■ **What you will do**: Every line of the material that follows must be printed again exactly.

■ **Records**:
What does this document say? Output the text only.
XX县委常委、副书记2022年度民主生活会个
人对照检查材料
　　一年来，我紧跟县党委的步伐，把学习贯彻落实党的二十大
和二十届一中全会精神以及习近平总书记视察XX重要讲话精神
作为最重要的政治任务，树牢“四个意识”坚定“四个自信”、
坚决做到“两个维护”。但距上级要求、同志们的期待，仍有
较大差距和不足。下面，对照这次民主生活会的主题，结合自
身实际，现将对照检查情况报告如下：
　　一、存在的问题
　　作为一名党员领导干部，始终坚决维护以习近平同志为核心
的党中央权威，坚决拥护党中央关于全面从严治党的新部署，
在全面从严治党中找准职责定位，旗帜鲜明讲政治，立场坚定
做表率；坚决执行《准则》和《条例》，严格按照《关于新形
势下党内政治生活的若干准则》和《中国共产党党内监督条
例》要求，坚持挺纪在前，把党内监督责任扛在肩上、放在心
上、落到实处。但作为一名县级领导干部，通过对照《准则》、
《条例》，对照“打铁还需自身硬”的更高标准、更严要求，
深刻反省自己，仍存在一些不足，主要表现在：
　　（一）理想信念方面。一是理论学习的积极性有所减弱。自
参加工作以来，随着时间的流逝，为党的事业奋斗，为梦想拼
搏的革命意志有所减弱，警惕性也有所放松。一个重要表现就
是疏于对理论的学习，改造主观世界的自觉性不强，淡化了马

■ **Reply**:
What does this document say? Output the text only.
XX县委常委、副书记2022年度民主生活会个
人对照检查材料
　　一年来，我紧跟县党委的步伐，把学习贯彻落实党的二十大
和二十届一中全会精神以及习近平总书记视察XX重要讲话精神
作为最重要的政治任务，树牢“四个意识”坚定“四个自信”、
坚决做到“两个维护”。但距上级要求、同志们的期待，仍有
较大差距和不足。下面，对照这次民主生活会的主题，结合自
身实际，现将对照检查情况报告如下：
　　一、存在的问题
　　作为一名党员领导干部，始终坚决维护以习近平同志为核心
的党中央权威，坚决拥护党中央关于全面从严治党的新部署，
在全面从严治党中找准职责定位，旗帜鲜明讲政治，立场坚定
做表率；坚决执行《准则》和《条例》，严格按照《关于新形
势下党内政治生活的若干准则》和《中国共产党党内监督条
例》要求，坚持挺纪在前，把党内监督责任扛在肩上、放在心
上、落到实处。但作为一名县级领导干部，通过对照《准则》、
《条例》，对照“打铁还需自身硬”的更高标准、更严要求，
深刻反省自己，仍存在一些不足，主要表现在：
　　（一）理想信念方面。一是理论学习的积极性有所减弱。自
参加工作以来，随着时间的流逝，为党的事业奋斗，为梦想拼
搏的革命意志有所减弱，警惕性也有所放松。一个重要表现就
是疏于对理论的学习，改造主观世界的自觉性不强，淡化了马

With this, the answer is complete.